### REQUEST
Pick out each line of the records that includes the string "JSON", and copy it.

### DATA
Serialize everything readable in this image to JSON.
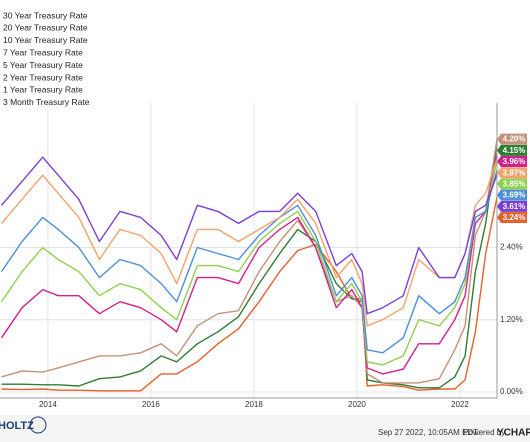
{
  "chart_data": {
    "type": "line",
    "x": [
      2013.1,
      2013.5,
      2013.9,
      2014.2,
      2014.6,
      2015.0,
      2015.4,
      2015.8,
      2016.2,
      2016.5,
      2016.9,
      2017.3,
      2017.7,
      2018.1,
      2018.5,
      2018.85,
      2019.2,
      2019.6,
      2019.9,
      2020.1,
      2020.2,
      2020.5,
      2020.9,
      2021.2,
      2021.6,
      2021.9,
      2022.1,
      2022.3,
      2022.5,
      2022.72
    ],
    "xlim": [
      2013.07,
      2022.72
    ],
    "xticks": [
      2014,
      2016,
      2018,
      2020,
      2022
    ],
    "ylim": [
      -0.1,
      4.8
    ],
    "yticks": [
      {
        "value": 0,
        "label": "0.00%"
      },
      {
        "value": 1.2,
        "label": "1.20%"
      },
      {
        "value": 2.4,
        "label": "2.40%"
      }
    ],
    "grid": true,
    "legend": "top-left",
    "series": [
      {
        "name": "30 Year Treasury Rate",
        "color": "#7b3fd6",
        "last_value_label": "3.61%",
        "values": [
          3.1,
          3.5,
          3.9,
          3.6,
          3.2,
          2.5,
          3.0,
          2.9,
          2.6,
          2.2,
          3.1,
          3.0,
          2.8,
          3.0,
          3.0,
          3.3,
          3.0,
          2.1,
          2.3,
          2.0,
          1.3,
          1.4,
          1.6,
          2.4,
          1.9,
          1.9,
          2.3,
          3.0,
          3.1,
          3.61
        ]
      },
      {
        "name": "20 Year Treasury Rate",
        "color": "#f4a26b",
        "last_value_label": "3.87%",
        "values": [
          2.8,
          3.2,
          3.6,
          3.3,
          2.9,
          2.2,
          2.7,
          2.6,
          2.3,
          1.8,
          2.7,
          2.7,
          2.5,
          2.7,
          2.9,
          3.2,
          2.8,
          1.9,
          2.2,
          1.8,
          1.1,
          1.2,
          1.4,
          2.2,
          1.9,
          1.9,
          2.3,
          3.1,
          3.3,
          3.87
        ]
      },
      {
        "name": "10 Year Treasury Rate",
        "color": "#4d8fd9",
        "last_value_label": "3.69%",
        "values": [
          2.0,
          2.5,
          2.9,
          2.7,
          2.4,
          1.9,
          2.2,
          2.1,
          1.8,
          1.5,
          2.4,
          2.3,
          2.2,
          2.6,
          2.9,
          3.1,
          2.6,
          1.6,
          1.9,
          1.6,
          0.7,
          0.65,
          0.9,
          1.6,
          1.3,
          1.5,
          1.9,
          2.9,
          3.0,
          3.69
        ]
      },
      {
        "name": "7 Year Treasury Rate",
        "color": "#8fd14f",
        "last_value_label": "3.85%",
        "values": [
          1.5,
          2.0,
          2.4,
          2.2,
          2.0,
          1.6,
          1.8,
          1.7,
          1.4,
          1.2,
          2.1,
          2.1,
          2.0,
          2.5,
          2.8,
          3.0,
          2.5,
          1.5,
          1.8,
          1.5,
          0.5,
          0.45,
          0.6,
          1.2,
          1.1,
          1.4,
          1.8,
          2.9,
          3.0,
          3.85
        ]
      },
      {
        "name": "5 Year Treasury Rate",
        "color": "#d4208f",
        "last_value_label": "3.96%",
        "values": [
          0.9,
          1.4,
          1.7,
          1.6,
          1.6,
          1.3,
          1.5,
          1.4,
          1.2,
          1.0,
          1.9,
          1.9,
          1.8,
          2.4,
          2.7,
          2.9,
          2.4,
          1.4,
          1.7,
          1.4,
          0.4,
          0.3,
          0.38,
          0.8,
          0.8,
          1.2,
          1.6,
          2.8,
          3.0,
          3.96
        ]
      },
      {
        "name": "2 Year Treasury Rate",
        "color": "#c4917a",
        "last_value_label": "4.20%",
        "values": [
          0.25,
          0.35,
          0.33,
          0.4,
          0.5,
          0.6,
          0.6,
          0.65,
          0.8,
          0.6,
          1.1,
          1.3,
          1.35,
          2.0,
          2.5,
          2.85,
          2.4,
          1.5,
          1.6,
          1.4,
          0.3,
          0.15,
          0.15,
          0.15,
          0.22,
          0.7,
          1.1,
          2.6,
          3.0,
          4.2
        ]
      },
      {
        "name": "1 Year Treasury Rate",
        "color": "#2e7d32",
        "last_value_label": "4.15%",
        "values": [
          0.13,
          0.13,
          0.12,
          0.12,
          0.1,
          0.22,
          0.25,
          0.35,
          0.6,
          0.5,
          0.8,
          1.0,
          1.25,
          1.8,
          2.3,
          2.7,
          2.5,
          1.8,
          1.55,
          1.5,
          0.2,
          0.15,
          0.12,
          0.07,
          0.07,
          0.25,
          0.6,
          2.0,
          2.8,
          4.15
        ]
      },
      {
        "name": "3 Month Treasury Rate",
        "color": "#e8602c",
        "last_value_label": "3.24%",
        "values": [
          0.05,
          0.04,
          0.05,
          0.03,
          0.03,
          0.02,
          0.02,
          0.02,
          0.3,
          0.3,
          0.5,
          0.8,
          1.05,
          1.5,
          2.0,
          2.35,
          2.45,
          2.0,
          1.55,
          1.55,
          0.1,
          0.12,
          0.09,
          0.03,
          0.05,
          0.05,
          0.2,
          1.0,
          2.3,
          3.24
        ]
      }
    ]
  },
  "footer": {
    "logo": "HOLTZ",
    "timestamp": "Sep 27 2022, 10:05AM EDT.",
    "powered_by": "Powered by",
    "brand": "YCHARTS"
  }
}
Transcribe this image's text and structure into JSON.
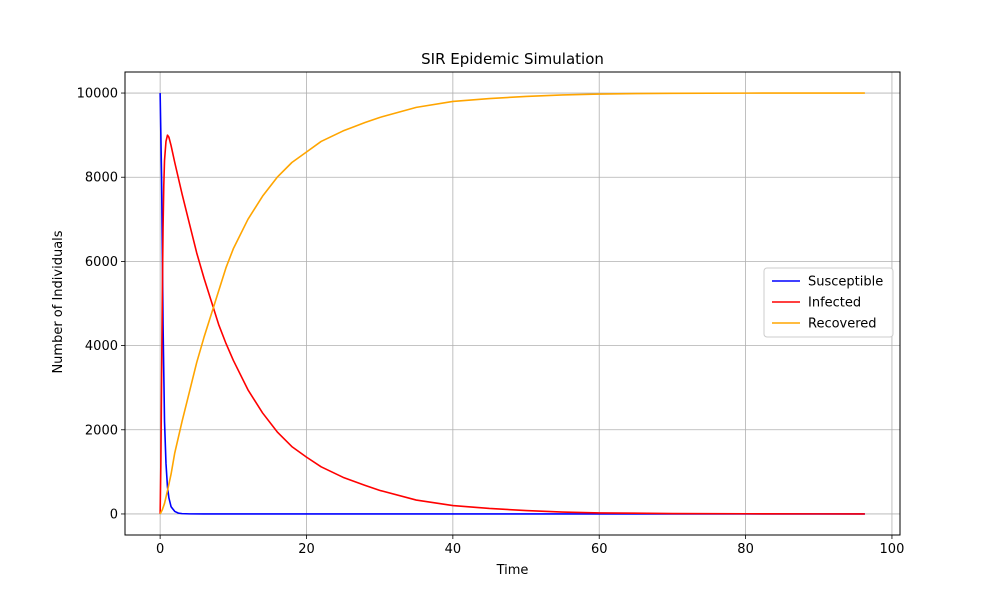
{
  "chart_data": {
    "type": "line",
    "title": "SIR Epidemic Simulation",
    "xlabel": "Time",
    "ylabel": "Number of Individuals",
    "xlim": [
      -4.8,
      101.1
    ],
    "ylim": [
      -500,
      10500
    ],
    "xticks": [
      0,
      20,
      40,
      60,
      80,
      100
    ],
    "yticks": [
      0,
      2000,
      4000,
      6000,
      8000,
      10000
    ],
    "grid": true,
    "legend_position": "center-right",
    "series": [
      {
        "name": "Susceptible",
        "color": "#0000ff",
        "x": [
          0,
          0.2,
          0.4,
          0.6,
          0.8,
          1.0,
          1.2,
          1.5,
          2.0,
          2.5,
          3.0,
          4.0,
          6.0,
          10.0,
          20.0,
          40.0,
          60.0,
          80.0,
          96.3
        ],
        "y": [
          10000,
          8000,
          4500,
          2200,
          1200,
          650,
          380,
          170,
          60,
          20,
          8,
          2,
          0,
          0,
          0,
          0,
          0,
          0,
          0
        ]
      },
      {
        "name": "Infected",
        "color": "#ff0000",
        "x": [
          0,
          0.1,
          0.2,
          0.3,
          0.4,
          0.5,
          0.6,
          0.8,
          1.0,
          1.2,
          1.5,
          2.0,
          3.0,
          4.0,
          5.0,
          6.0,
          7.0,
          8.0,
          9.0,
          10.0,
          12.0,
          14.0,
          16.0,
          18.0,
          20.0,
          22.0,
          25.0,
          28.0,
          30.0,
          35.0,
          40.0,
          45.0,
          50.0,
          55.0,
          60.0,
          70.0,
          80.0,
          90.0,
          96.3
        ],
        "y": [
          0,
          1200,
          3200,
          5200,
          6800,
          7800,
          8400,
          8850,
          9000,
          8950,
          8750,
          8350,
          7600,
          6900,
          6200,
          5600,
          5050,
          4500,
          4050,
          3650,
          2950,
          2400,
          1950,
          1600,
          1350,
          1120,
          870,
          680,
          560,
          330,
          200,
          130,
          80,
          45,
          25,
          10,
          5,
          2,
          1
        ]
      },
      {
        "name": "Recovered",
        "color": "#ffa500",
        "x": [
          0,
          0.3,
          0.6,
          1.0,
          1.5,
          2.0,
          3.0,
          4.0,
          5.0,
          6.0,
          7.0,
          8.0,
          9.0,
          10.0,
          12.0,
          14.0,
          16.0,
          18.0,
          20.0,
          22.0,
          25.0,
          28.0,
          30.0,
          35.0,
          40.0,
          45.0,
          50.0,
          55.0,
          60.0,
          65.0,
          70.0,
          80.0,
          90.0,
          96.3
        ],
        "y": [
          0,
          100,
          250,
          550,
          950,
          1450,
          2200,
          2900,
          3600,
          4200,
          4750,
          5300,
          5850,
          6300,
          7000,
          7550,
          8000,
          8350,
          8600,
          8850,
          9100,
          9300,
          9420,
          9660,
          9800,
          9870,
          9920,
          9955,
          9975,
          9988,
          9994,
          9998,
          10000,
          10000
        ]
      }
    ]
  }
}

### RESULT
Serialize everything readable in this image to JSON.
Transcribe this image's text and structure into JSON.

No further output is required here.